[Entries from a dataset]
— BEGIN —

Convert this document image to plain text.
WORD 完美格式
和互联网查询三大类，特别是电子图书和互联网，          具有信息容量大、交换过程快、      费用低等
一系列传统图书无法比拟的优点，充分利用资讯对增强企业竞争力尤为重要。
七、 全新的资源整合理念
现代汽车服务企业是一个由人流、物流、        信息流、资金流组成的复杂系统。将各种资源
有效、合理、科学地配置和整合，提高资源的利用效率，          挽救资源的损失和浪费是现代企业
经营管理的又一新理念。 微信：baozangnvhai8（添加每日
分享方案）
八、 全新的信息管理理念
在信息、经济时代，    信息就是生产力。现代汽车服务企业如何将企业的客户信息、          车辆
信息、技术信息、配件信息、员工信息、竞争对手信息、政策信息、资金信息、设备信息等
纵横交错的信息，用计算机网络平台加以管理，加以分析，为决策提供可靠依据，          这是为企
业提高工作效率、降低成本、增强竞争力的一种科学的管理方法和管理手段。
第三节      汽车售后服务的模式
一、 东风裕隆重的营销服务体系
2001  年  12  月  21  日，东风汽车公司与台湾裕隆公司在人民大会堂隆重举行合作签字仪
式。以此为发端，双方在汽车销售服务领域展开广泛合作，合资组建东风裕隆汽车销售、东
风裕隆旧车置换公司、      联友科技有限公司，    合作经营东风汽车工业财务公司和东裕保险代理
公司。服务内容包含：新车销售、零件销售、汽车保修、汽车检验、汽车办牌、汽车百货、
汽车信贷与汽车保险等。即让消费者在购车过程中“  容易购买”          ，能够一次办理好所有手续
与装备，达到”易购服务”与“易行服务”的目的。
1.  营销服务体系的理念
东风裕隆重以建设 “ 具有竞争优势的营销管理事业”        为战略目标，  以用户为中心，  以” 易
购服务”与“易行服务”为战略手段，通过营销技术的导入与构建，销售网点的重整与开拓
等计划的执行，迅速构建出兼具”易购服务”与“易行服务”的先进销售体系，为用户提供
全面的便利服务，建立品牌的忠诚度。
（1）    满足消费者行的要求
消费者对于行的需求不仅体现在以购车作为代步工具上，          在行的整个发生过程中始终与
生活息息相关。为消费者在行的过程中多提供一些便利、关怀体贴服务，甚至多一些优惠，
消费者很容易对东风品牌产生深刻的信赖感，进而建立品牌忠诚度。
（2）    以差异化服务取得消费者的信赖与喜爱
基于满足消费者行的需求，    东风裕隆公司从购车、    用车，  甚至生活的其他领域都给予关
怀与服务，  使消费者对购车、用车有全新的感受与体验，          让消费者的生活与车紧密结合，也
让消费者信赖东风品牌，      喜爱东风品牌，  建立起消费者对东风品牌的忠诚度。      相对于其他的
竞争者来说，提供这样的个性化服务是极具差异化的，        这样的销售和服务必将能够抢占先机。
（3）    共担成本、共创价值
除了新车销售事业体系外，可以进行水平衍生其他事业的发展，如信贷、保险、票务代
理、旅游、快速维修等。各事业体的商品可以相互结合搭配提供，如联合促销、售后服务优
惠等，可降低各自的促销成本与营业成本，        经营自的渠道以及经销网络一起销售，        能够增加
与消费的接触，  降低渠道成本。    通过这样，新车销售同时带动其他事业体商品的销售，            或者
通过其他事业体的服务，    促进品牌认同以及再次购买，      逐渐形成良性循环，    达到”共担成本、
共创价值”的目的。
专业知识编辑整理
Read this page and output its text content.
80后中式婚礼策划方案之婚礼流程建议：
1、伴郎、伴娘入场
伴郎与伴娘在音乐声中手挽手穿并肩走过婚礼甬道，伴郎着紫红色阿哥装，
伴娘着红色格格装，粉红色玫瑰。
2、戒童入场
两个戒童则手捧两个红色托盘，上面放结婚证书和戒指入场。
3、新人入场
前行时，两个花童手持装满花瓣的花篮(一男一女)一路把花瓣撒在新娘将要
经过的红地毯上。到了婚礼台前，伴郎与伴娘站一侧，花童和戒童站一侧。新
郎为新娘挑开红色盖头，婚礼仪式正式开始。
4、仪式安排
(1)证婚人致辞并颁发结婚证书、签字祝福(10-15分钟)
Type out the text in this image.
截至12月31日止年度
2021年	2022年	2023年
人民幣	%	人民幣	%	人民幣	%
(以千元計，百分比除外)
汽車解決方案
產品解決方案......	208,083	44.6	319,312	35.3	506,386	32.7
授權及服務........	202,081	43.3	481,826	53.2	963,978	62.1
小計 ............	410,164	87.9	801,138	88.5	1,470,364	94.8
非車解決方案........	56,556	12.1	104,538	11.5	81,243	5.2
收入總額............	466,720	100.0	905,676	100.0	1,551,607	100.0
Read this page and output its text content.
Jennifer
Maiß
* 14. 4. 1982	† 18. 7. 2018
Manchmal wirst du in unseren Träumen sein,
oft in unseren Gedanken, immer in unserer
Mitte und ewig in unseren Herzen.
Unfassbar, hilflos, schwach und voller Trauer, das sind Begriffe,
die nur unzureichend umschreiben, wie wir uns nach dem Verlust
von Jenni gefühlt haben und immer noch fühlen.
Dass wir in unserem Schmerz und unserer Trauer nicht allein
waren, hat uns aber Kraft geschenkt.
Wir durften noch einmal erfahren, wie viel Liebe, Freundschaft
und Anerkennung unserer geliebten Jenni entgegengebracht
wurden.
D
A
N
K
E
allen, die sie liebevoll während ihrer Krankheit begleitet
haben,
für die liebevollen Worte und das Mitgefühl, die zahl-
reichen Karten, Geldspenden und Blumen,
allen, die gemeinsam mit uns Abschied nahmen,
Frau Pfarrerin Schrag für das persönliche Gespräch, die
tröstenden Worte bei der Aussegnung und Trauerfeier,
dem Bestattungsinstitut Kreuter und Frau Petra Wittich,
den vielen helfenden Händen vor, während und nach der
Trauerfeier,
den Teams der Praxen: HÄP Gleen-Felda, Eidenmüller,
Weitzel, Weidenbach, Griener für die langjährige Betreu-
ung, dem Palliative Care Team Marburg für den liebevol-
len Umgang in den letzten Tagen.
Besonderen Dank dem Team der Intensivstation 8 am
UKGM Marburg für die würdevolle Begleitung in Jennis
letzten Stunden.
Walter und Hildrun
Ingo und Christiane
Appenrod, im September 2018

— END —

WHAT THIS TASK INVOLVES
Go back to the listing above and please repeat it exactly.

REPLY
Convert this document image to plain text.
WORD 完美格式
和互联网查询三大类，特别是电子图书和互联网，          具有信息容量大、交换过程快、      费用低等
一系列传统图书无法比拟的优点，充分利用资讯对增强企业竞争力尤为重要。
七、 全新的资源整合理念
现代汽车服务企业是一个由人流、物流、        信息流、资金流组成的复杂系统。将各种资源
有效、合理、科学地配置和整合，提高资源的利用效率，          挽救资源的损失和浪费是现代企业
经营管理的又一新理念。 微信：baozangnvhai8（添加每日
分享方案）
八、 全新的信息管理理念
在信息、经济时代，    信息就是生产力。现代汽车服务企业如何将企业的客户信息、          车辆
信息、技术信息、配件信息、员工信息、竞争对手信息、政策信息、资金信息、设备信息等
纵横交错的信息，用计算机网络平台加以管理，加以分析，为决策提供可靠依据，          这是为企
业提高工作效率、降低成本、增强竞争力的一种科学的管理方法和管理手段。
第三节      汽车售后服务的模式
一、 东风裕隆重的营销服务体系
2001  年  12  月  21  日，东风汽车公司与台湾裕隆公司在人民大会堂隆重举行合作签字仪
式。以此为发端，双方在汽车销售服务领域展开广泛合作，合资组建东风裕隆汽车销售、东
风裕隆旧车置换公司、      联友科技有限公司，    合作经营东风汽车工业财务公司和东裕保险代理
公司。服务内容包含：新车销售、零件销售、汽车保修、汽车检验、汽车办牌、汽车百货、
汽车信贷与汽车保险等。即让消费者在购车过程中“  容易购买”          ，能够一次办理好所有手续
与装备，达到”易购服务”与“易行服务”的目的。
1.  营销服务体系的理念
东风裕隆重以建设 “ 具有竞争优势的营销管理事业”        为战略目标，  以用户为中心，  以” 易
购服务”与“易行服务”为战略手段，通过营销技术的导入与构建，销售网点的重整与开拓
等计划的执行，迅速构建出兼具”易购服务”与“易行服务”的先进销售体系，为用户提供
全面的便利服务，建立品牌的忠诚度。
（1）    满足消费者行的要求
消费者对于行的需求不仅体现在以购车作为代步工具上，          在行的整个发生过程中始终与
生活息息相关。为消费者在行的过程中多提供一些便利、关怀体贴服务，甚至多一些优惠，
消费者很容易对东风品牌产生深刻的信赖感，进而建立品牌忠诚度。
（2）    以差异化服务取得消费者的信赖与喜爱
基于满足消费者行的需求，    东风裕隆公司从购车、    用车，  甚至生活的其他领域都给予关
怀与服务，  使消费者对购车、用车有全新的感受与体验，          让消费者的生活与车紧密结合，也
让消费者信赖东风品牌，      喜爱东风品牌，  建立起消费者对东风品牌的忠诚度。      相对于其他的
竞争者来说，提供这样的个性化服务是极具差异化的，        这样的销售和服务必将能够抢占先机。
（3）    共担成本、共创价值
除了新车销售事业体系外，可以进行水平衍生其他事业的发展，如信贷、保险、票务代
理、旅游、快速维修等。各事业体的商品可以相互结合搭配提供，如联合促销、售后服务优
惠等，可降低各自的促销成本与营业成本，        经营自的渠道以及经销网络一起销售，        能够增加
与消费的接触，  降低渠道成本。    通过这样，新车销售同时带动其他事业体商品的销售，            或者
通过其他事业体的服务，    促进品牌认同以及再次购买，      逐渐形成良性循环，    达到”共担成本、
共创价值”的目的。
专业知识编辑整理
Read this page and output its text content.
80后中式婚礼策划方案之婚礼流程建议：
1、伴郎、伴娘入场
伴郎与伴娘在音乐声中手挽手穿并肩走过婚礼甬道，伴郎着紫红色阿哥装，
伴娘着红色格格装，粉红色玫瑰。
2、戒童入场
两个戒童则手捧两个红色托盘，上面放结婚证书和戒指入场。
3、新人入场
前行时，两个花童手持装满花瓣的花篮(一男一女)一路把花瓣撒在新娘将要
经过的红地毯上。到了婚礼台前，伴郎与伴娘站一侧，花童和戒童站一侧。新
郎为新娘挑开红色盖头，婚礼仪式正式开始。
4、仪式安排
(1)证婚人致辞并颁发结婚证书、签字祝福(10-15分钟)
Type out the text in this image.
截至12月31日止年度
2021年	2022年	2023年
人民幣	%	人民幣	%	人民幣	%
(以千元計，百分比除外)
汽車解決方案
產品解決方案......	208,083	44.6	319,312	35.3	506,386	32.7
授權及服務........	202,081	43.3	481,826	53.2	963,978	62.1
小計 ............	410,164	87.9	801,138	88.5	1,470,364	94.8
非車解決方案........	56,556	12.1	104,538	11.5	81,243	5.2
收入總額............	466,720	100.0	905,676	100.0	1,551,607	100.0
Read this page and output its text content.
Jennifer
Maiß
* 14. 4. 1982	† 18. 7. 2018
Manchmal wirst du in unseren Träumen sein,
oft in unseren Gedanken, immer in unserer
Mitte und ewig in unseren Herzen.
Unfassbar, hilflos, schwach und voller Trauer, das sind Begriffe,
die nur unzureichend umschreiben, wie wir uns nach dem Verlust
von Jenni gefühlt haben und immer noch fühlen.
Dass wir in unserem Schmerz und unserer Trauer nicht allein
waren, hat uns aber Kraft geschenkt.
Wir durften noch einmal erfahren, wie viel Liebe, Freundschaft
und Anerkennung unserer geliebten Jenni entgegengebracht
wurden.
D
A
N
K
E
allen, die sie liebevoll während ihrer Krankheit begleitet
haben,
für die liebevollen Worte und das Mitgefühl, die zahl-
reichen Karten, Geldspenden und Blumen,
allen, die gemeinsam mit uns Abschied nahmen,
Frau Pfarrerin Schrag für das persönliche Gespräch, die
tröstenden Worte bei der Aussegnung und Trauerfeier,
dem Bestattungsinstitut Kreuter und Frau Petra Wittich,
den vielen helfenden Händen vor, während und nach der
Trauerfeier,
den Teams der Praxen: HÄP Gleen-Felda, Eidenmüller,
Weitzel, Weidenbach, Griener für die langjährige Betreu-
ung, dem Palliative Care Team Marburg für den liebevol-
len Umgang in den letzten Tagen.
Besonderen Dank dem Team der Intensivstation 8 am
UKGM Marburg für die würdevolle Begleitung in Jennis
letzten Stunden.
Walter und Hildrun
Ingo und Christiane
Appenrod, im September 2018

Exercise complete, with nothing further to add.